— What the task requires —
Gather all lines with "PEREIRA" from the records.

— Data for this exercise —
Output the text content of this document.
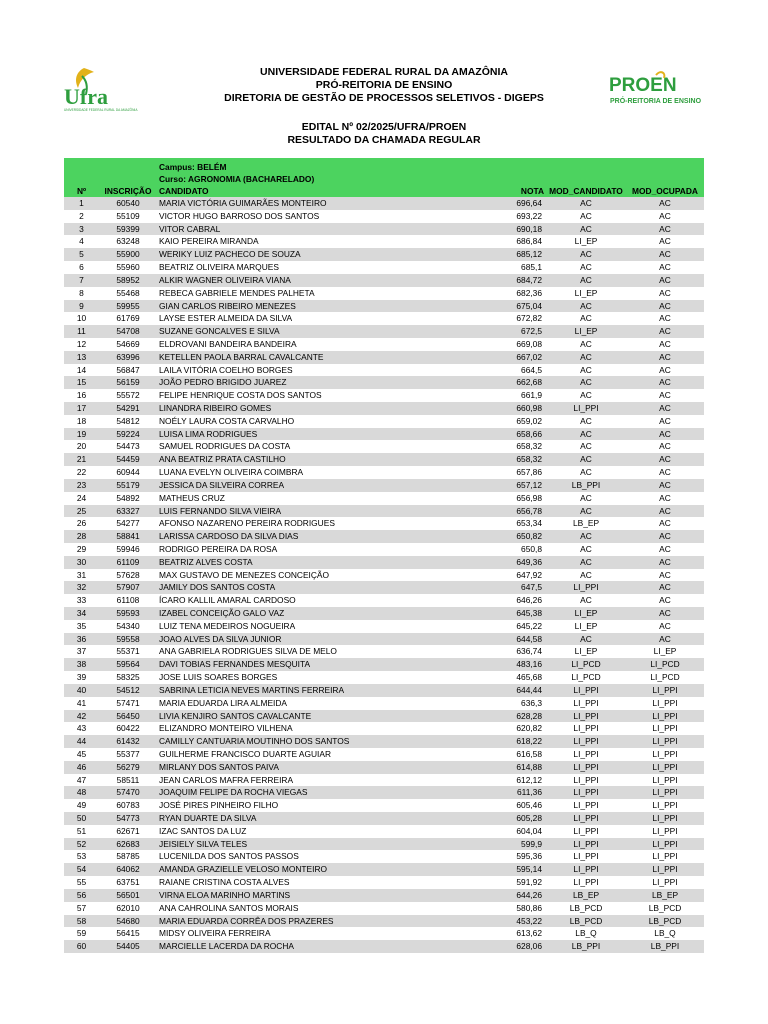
Ufra
UNIVERSIDADE FEDERAL RURAL DA AMAZÔNIA
PROEN
PRÓ-REITORIA DE ENSINO
UNIVERSIDADE FEDERAL RURAL DA AMAZÔNIA
PRÓ-REITORIA DE ENSINO
DIRETORIA DE GESTÃO DE PROCESSOS SELETIVOS - DIGEPS
EDITAL Nº 02/2025/UFRA/PROEN
RESULTADO DA CHAMADA REGULAR
Nº	INSCRIÇÃO	Campus: BELÉM
Curso: AGRONOMIA (BACHARELADO)
CANDIDATO	NOTA	MOD_CANDIDATO	MOD_OCUPADA
1	60540	MARIA VICTÓRIA GUIMARÃES MONTEIRO	696,64	AC	AC
2	55109	VICTOR HUGO BARROSO DOS SANTOS	693,22	AC	AC
3	59399	VITOR CABRAL	690,18	AC	AC
4	63248	KAIO PEREIRA MIRANDA	686,84	LI_EP	AC
5	55900	WERIKY LUIZ PACHECO DE SOUZA	685,12	AC	AC
6	55960	BEATRIZ OLIVEIRA MARQUES	685,1	AC	AC
7	58952	ALKIR WAGNER OLIVEIRA VIANA	684,72	AC	AC
8	55468	REBECA GABRIELE MENDES PALHETA	682,36	LI_EP	AC
9	59955	GIAN CARLOS RIBEIRO MENEZES	675,04	AC	AC
10	61769	LAYSE ESTER ALMEIDA DA SILVA	672,82	AC	AC
11	54708	SUZANE GONCALVES E SILVA	672,5	LI_EP	AC
12	54669	ELDROVANI BANDEIRA BANDEIRA	669,08	AC	AC
13	63996	KETELLEN PAOLA BARRAL CAVALCANTE	667,02	AC	AC
14	56847	LAILA VITÓRIA COELHO BORGES	664,5	AC	AC
15	56159	JOÃO PEDRO BRIGIDO JUAREZ	662,68	AC	AC
16	55572	FELIPE HENRIQUE COSTA DOS SANTOS	661,9	AC	AC
17	54291	LINANDRA RIBEIRO GOMES	660,98	LI_PPI	AC
18	54812	NOÉLY LAURA COSTA CARVALHO	659,02	AC	AC
19	59224	LUISA LIMA RODRIGUES	658,66	AC	AC
20	54473	SAMUEL RODRIGUES DA COSTA	658,32	AC	AC
21	54459	ANA BEATRIZ PRATA CASTILHO	658,32	AC	AC
22	60944	LUANA EVELYN OLIVEIRA COIMBRA	657,86	AC	AC
23	55179	JESSICA DA SILVEIRA CORREA	657,12	LB_PPI	AC
24	54892	MATHEUS CRUZ	656,98	AC	AC
25	63327	LUIS FERNANDO SILVA VIEIRA	656,78	AC	AC
26	54277	AFONSO NAZARENO PEREIRA RODRIGUES	653,34	LB_EP	AC
28	58841	LARISSA CARDOSO DA SILVA DIAS	650,82	AC	AC
29	59946	RODRIGO PEREIRA DA ROSA	650,8	AC	AC
30	61109	BEATRIZ ALVES COSTA	649,36	AC	AC
31	57628	MAX GUSTAVO DE MENEZES CONCEIÇÃO	647,92	AC	AC
32	57907	JAMILY DOS SANTOS COSTA	647,5	LI_PPI	AC
33	61108	ÍCARO KALLIL AMARAL CARDOSO	646,26	AC	AC
34	59593	IZABEL CONCEIÇÃO GALO VAZ	645,38	LI_EP	AC
35	54340	LUIZ TENA MEDEIROS NOGUEIRA	645,22	LI_EP	AC
36	59558	JOAO ALVES DA SILVA JUNIOR	644,58	AC	AC
37	55371	ANA GABRIELA RODRIGUES SILVA DE MELO	636,74	LI_EP	LI_EP
38	59564	DAVI TOBIAS FERNANDES MESQUITA	483,16	LI_PCD	LI_PCD
39	58325	JOSE LUIS SOARES BORGES	465,68	LI_PCD	LI_PCD
40	54512	SABRINA LETICIA NEVES MARTINS FERREIRA	644,44	LI_PPI	LI_PPI
41	57471	MARIA EDUARDA LIRA ALMEIDA	636,3	LI_PPI	LI_PPI
42	56450	LIVIA KENJIRO SANTOS CAVALCANTE	628,28	LI_PPI	LI_PPI
43	60422	ELIZANDRO MONTEIRO VILHENA	620,82	LI_PPI	LI_PPI
44	61432	CAMILLY CANTUARIA MOUTINHO DOS SANTOS	618,22	LI_PPI	LI_PPI
45	55377	GUILHERME FRANCISCO DUARTE AGUIAR	616,58	LI_PPI	LI_PPI
46	56279	MIRLANY DOS SANTOS PAIVA	614,88	LI_PPI	LI_PPI
47	58511	JEAN CARLOS MAFRA FERREIRA	612,12	LI_PPI	LI_PPI
48	57470	JOAQUIM FELIPE DA ROCHA VIEGAS	611,36	LI_PPI	LI_PPI
49	60783	JOSÉ PIRES PINHEIRO FILHO	605,46	LI_PPI	LI_PPI
50	54773	RYAN DUARTE DA SILVA	605,28	LI_PPI	LI_PPI
51	62671	IZAC SANTOS DA LUZ	604,04	LI_PPI	LI_PPI
52	62683	JEISIELY SILVA TELES	599,9	LI_PPI	LI_PPI
53	58785	LUCENILDA DOS SANTOS PASSOS	595,36	LI_PPI	LI_PPI
54	64062	AMANDA GRAZIELLE VELOSO MONTEIRO	595,14	LI_PPI	LI_PPI
55	63751	RAIANE CRISTINA COSTA ALVES	591,92	LI_PPI	LI_PPI
56	56501	VIRNA ELOA MARINHO MARTINS	644,26	LB_EP	LB_EP
57	62010	ANA CAHROLINA SANTOS MORAIS	580,86	LB_PCD	LB_PCD
58	54680	MARIA EDUARDA CORRÊA DOS PRAZERES	453,22	LB_PCD	LB_PCD
59	56415	MIDSY OLIVEIRA FERREIRA	613,62	LB_Q	LB_Q
60	54405	MARCIELLE LACERDA DA ROCHA	628,06	LB_PPI	LB_PPI
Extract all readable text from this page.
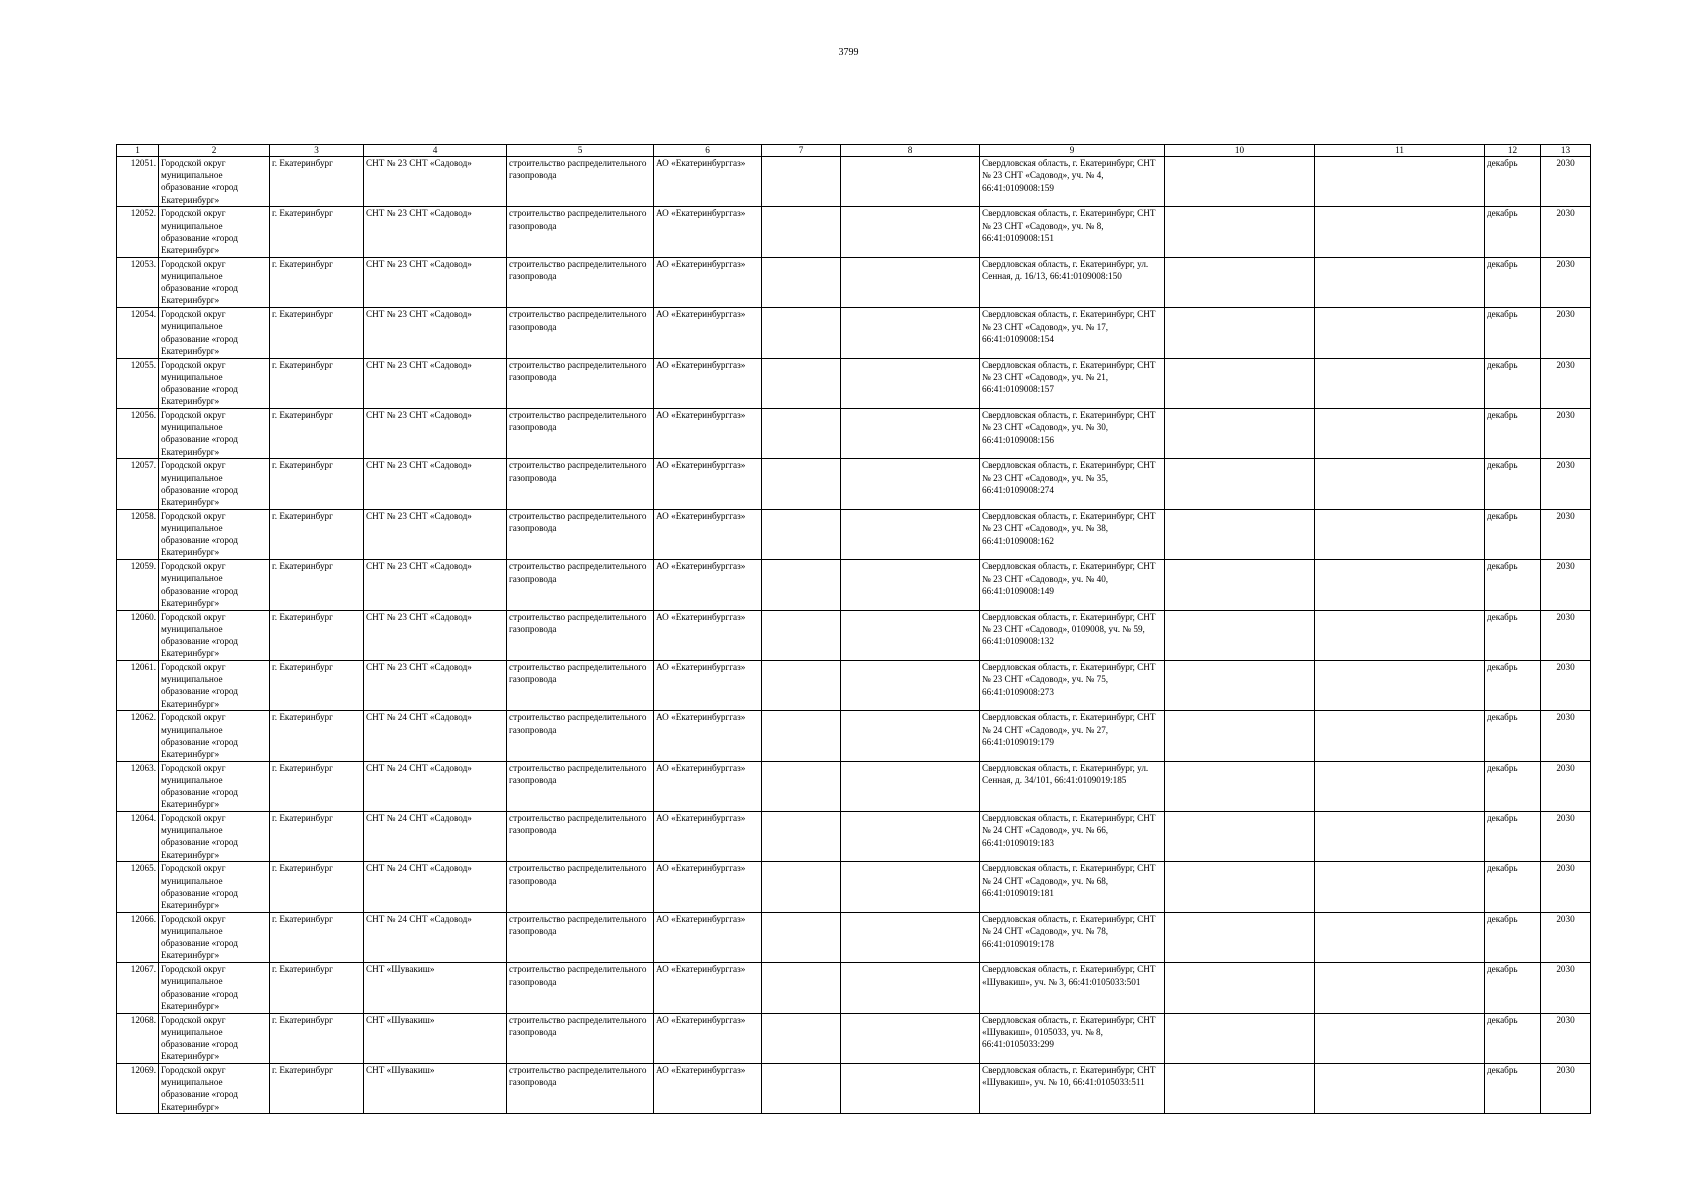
3799
1	2	3	4	5	6	7	8	9	10	11	12	13
12051.	Городской округ муниципальное образование «город Екатеринбург»	г. Екатеринбург	СНТ № 23 СНТ «Садовод»	строительство распределительного газопровода	АО «Екатеринбурггаз»			Свердловская область, г. Екатеринбург, СНТ № 23 СНТ «Садовод», уч. № 4, 66:41:0109008:159			декабрь	2030
12052.	Городской округ муниципальное образование «город Екатеринбург»	г. Екатеринбург	СНТ № 23 СНТ «Садовод»	строительство распределительного газопровода	АО «Екатеринбурггаз»			Свердловская область, г. Екатеринбург, СНТ № 23 СНТ «Садовод», уч. № 8, 66:41:0109008:151			декабрь	2030
12053.	Городской округ муниципальное образование «город Екатеринбург»	г. Екатеринбург	СНТ № 23 СНТ «Садовод»	строительство распределительного газопровода	АО «Екатеринбурггаз»			Свердловская область, г. Екатеринбург, ул. Сенная, д. 16/13, 66:41:0109008:150			декабрь	2030
12054.	Городской округ муниципальное образование «город Екатеринбург»	г. Екатеринбург	СНТ № 23 СНТ «Садовод»	строительство распределительного газопровода	АО «Екатеринбурггаз»			Свердловская область, г. Екатеринбург, СНТ № 23 СНТ «Садовод», уч. № 17, 66:41:0109008:154			декабрь	2030
12055.	Городской округ муниципальное образование «город Екатеринбург»	г. Екатеринбург	СНТ № 23 СНТ «Садовод»	строительство распределительного газопровода	АО «Екатеринбурггаз»			Свердловская область, г. Екатеринбург, СНТ № 23 СНТ «Садовод», уч. № 21, 66:41:0109008:157			декабрь	2030
12056.	Городской округ муниципальное образование «город Екатеринбург»	г. Екатеринбург	СНТ № 23 СНТ «Садовод»	строительство распределительного газопровода	АО «Екатеринбурггаз»			Свердловская область, г. Екатеринбург, СНТ № 23 СНТ «Садовод», уч. № 30, 66:41:0109008:156			декабрь	2030
12057.	Городской округ муниципальное образование «город Екатеринбург»	г. Екатеринбург	СНТ № 23 СНТ «Садовод»	строительство распределительного газопровода	АО «Екатеринбурггаз»			Свердловская область, г. Екатеринбург, СНТ № 23 СНТ «Садовод», уч. № 35, 66:41:0109008:274			декабрь	2030
12058.	Городской округ муниципальное образование «город Екатеринбург»	г. Екатеринбург	СНТ № 23 СНТ «Садовод»	строительство распределительного газопровода	АО «Екатеринбурггаз»			Свердловская область, г. Екатеринбург, СНТ № 23 СНТ «Садовод», уч. № 38, 66:41:0109008:162			декабрь	2030
12059.	Городской округ муниципальное образование «город Екатеринбург»	г. Екатеринбург	СНТ № 23 СНТ «Садовод»	строительство распределительного газопровода	АО «Екатеринбурггаз»			Свердловская область, г. Екатеринбург, СНТ № 23 СНТ «Садовод», уч. № 40, 66:41:0109008:149			декабрь	2030
12060.	Городской округ муниципальное образование «город Екатеринбург»	г. Екатеринбург	СНТ № 23 СНТ «Садовод»	строительство распределительного газопровода	АО «Екатеринбурггаз»			Свердловская область, г. Екатеринбург, СНТ № 23 СНТ «Садовод», 0109008, уч. № 59, 66:41:0109008:132			декабрь	2030
12061.	Городской округ муниципальное образование «город Екатеринбург»	г. Екатеринбург	СНТ № 23 СНТ «Садовод»	строительство распределительного газопровода	АО «Екатеринбурггаз»			Свердловская область, г. Екатеринбург, СНТ № 23 СНТ «Садовод», уч. № 75, 66:41:0109008:273			декабрь	2030
12062.	Городской округ муниципальное образование «город Екатеринбург»	г. Екатеринбург	СНТ № 24 СНТ «Садовод»	строительство распределительного газопровода	АО «Екатеринбурггаз»			Свердловская область, г. Екатеринбург, СНТ № 24 СНТ «Садовод», уч. № 27, 66:41:0109019:179			декабрь	2030
12063.	Городской округ муниципальное образование «город Екатеринбург»	г. Екатеринбург	СНТ № 24 СНТ «Садовод»	строительство распределительного газопровода	АО «Екатеринбурггаз»			Свердловская область, г. Екатеринбург, ул. Сенная, д. 34/101, 66:41:0109019:185			декабрь	2030
12064.	Городской округ муниципальное образование «город Екатеринбург»	г. Екатеринбург	СНТ № 24 СНТ «Садовод»	строительство распределительного газопровода	АО «Екатеринбурггаз»			Свердловская область, г. Екатеринбург, СНТ № 24 СНТ «Садовод», уч. № 66, 66:41:0109019:183			декабрь	2030
12065.	Городской округ муниципальное образование «город Екатеринбург»	г. Екатеринбург	СНТ № 24 СНТ «Садовод»	строительство распределительного газопровода	АО «Екатеринбурггаз»			Свердловская область, г. Екатеринбург, СНТ № 24 СНТ «Садовод», уч. № 68, 66:41:0109019:181			декабрь	2030
12066.	Городской округ муниципальное образование «город Екатеринбург»	г. Екатеринбург	СНТ № 24 СНТ «Садовод»	строительство распределительного газопровода	АО «Екатеринбурггаз»			Свердловская область, г. Екатеринбург, СНТ № 24 СНТ «Садовод», уч. № 78, 66:41:0109019:178			декабрь	2030
12067.	Городской округ муниципальное образование «город Екатеринбург»	г. Екатеринбург	СНТ «Шувакиш»	строительство распределительного газопровода	АО «Екатеринбурггаз»			Свердловская область, г. Екатеринбург, СНТ «Шувакиш», уч. № 3, 66:41:0105033:501			декабрь	2030
12068.	Городской округ муниципальное образование «город Екатеринбург»	г. Екатеринбург	СНТ «Шувакиш»	строительство распределительного газопровода	АО «Екатеринбурггаз»			Свердловская область, г. Екатеринбург, СНТ «Шувакиш», 0105033, уч. № 8, 66:41:0105033:299			декабрь	2030
12069.	Городской округ муниципальное образование «город Екатеринбург»	г. Екатеринбург	СНТ «Шувакиш»	строительство распределительного газопровода	АО «Екатеринбурггаз»			Свердловская область, г. Екатеринбург, СНТ «Шувакиш», уч. № 10, 66:41:0105033:511			декабрь	2030
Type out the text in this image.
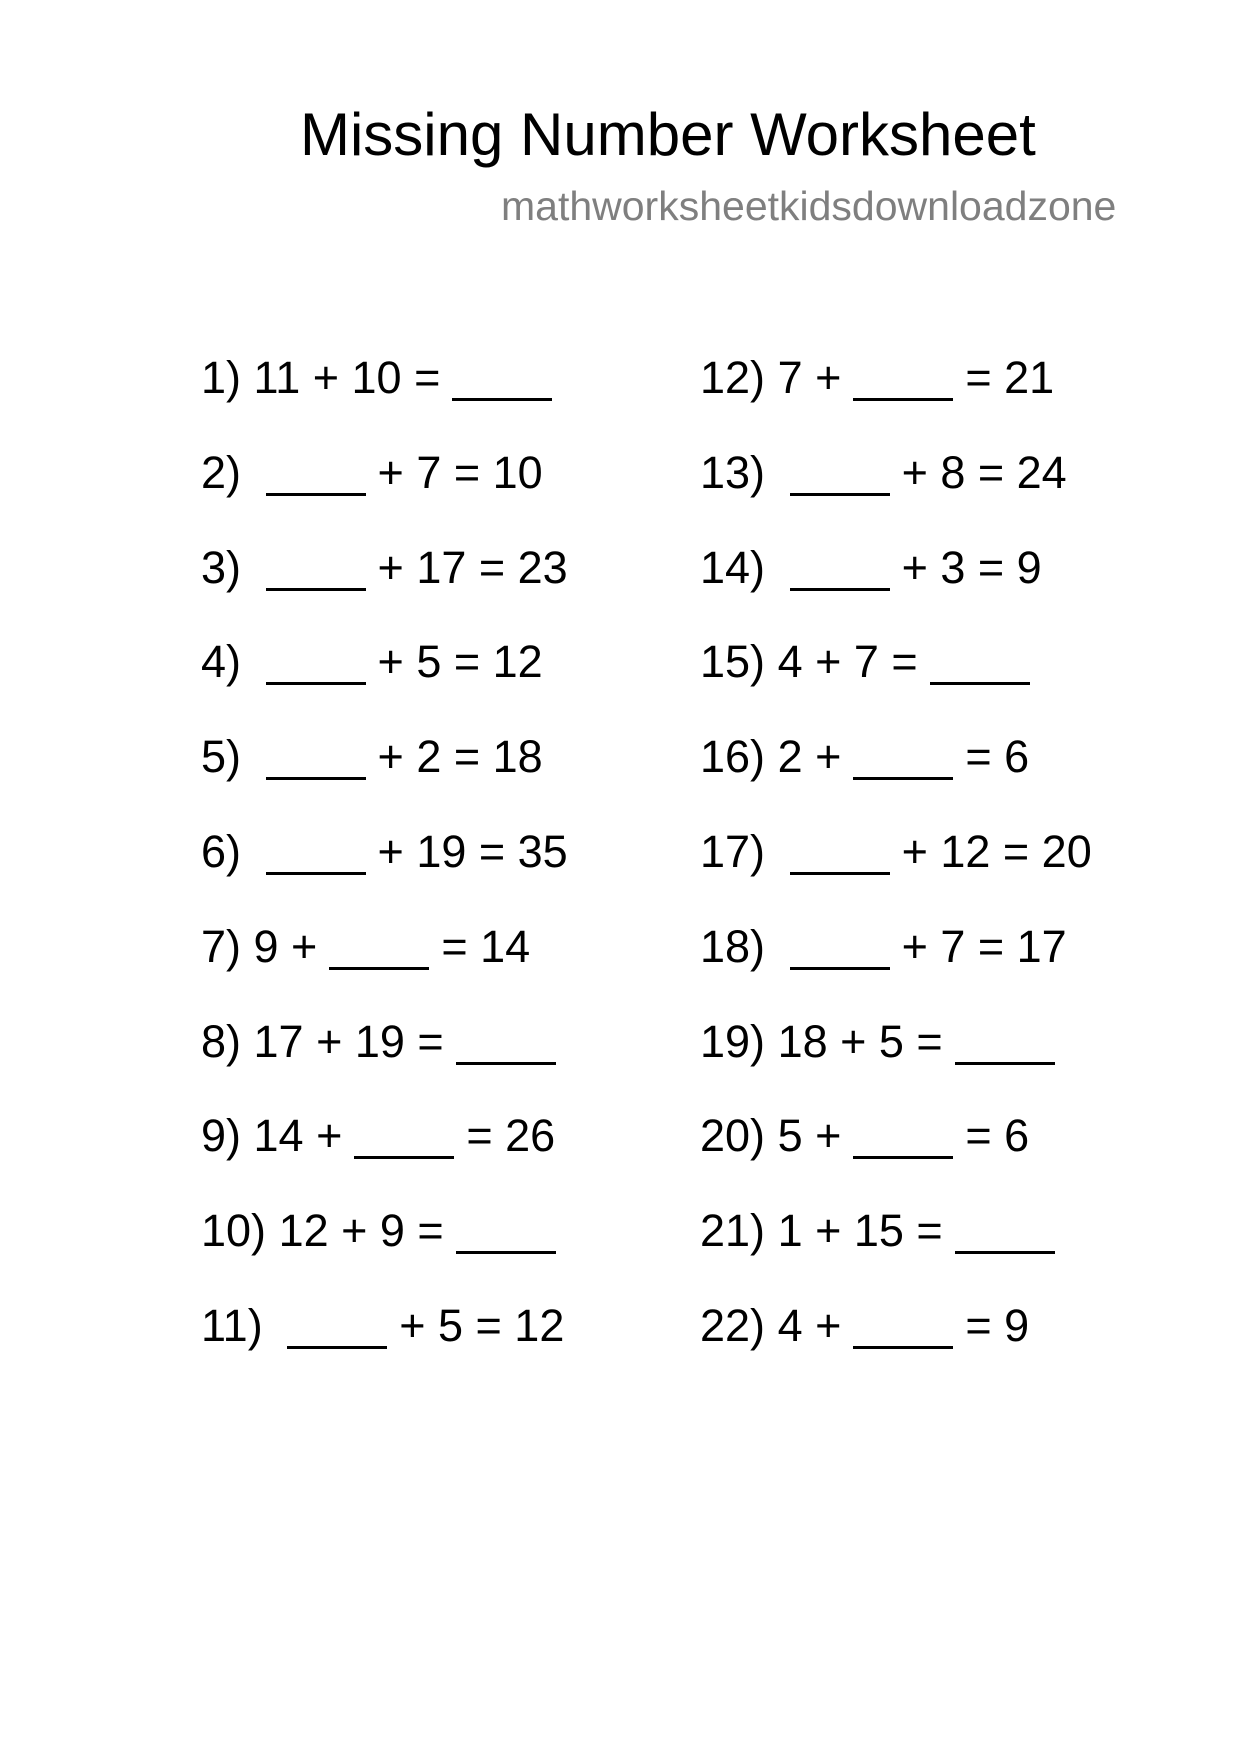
Missing Number Worksheet
mathworksheetkidsdownloadzone
1) 11 + 10 =
2)	+ 7 = 10
3)	+ 17 = 23
4)	+ 5 = 12
5)	+ 2 = 18
6)	+ 19 = 35
7) 9 +	= 14
8) 17 + 19 =
9) 14 +	= 26
10) 12 + 9 =
11)	+ 5 = 12
12) 7 +	= 21
13)	+ 8 = 24
14)	+ 3 = 9
15) 4 + 7 =
16) 2 +	= 6
17)	+ 12 = 20
18)	+ 7 = 17
19) 18 + 5 =
20) 5 +	= 6
21) 1 + 15 =
22) 4 +	= 9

— Correct response —
4	63248	KAIO PEREIRA MIRANDA	686,84	LI_EP	AC
26	54277	AFONSO NAZARENO PEREIRA RODRIGUES	653,34	LB_EP	AC
29	59946	RODRIGO PEREIRA DA ROSA	650,8	AC	AC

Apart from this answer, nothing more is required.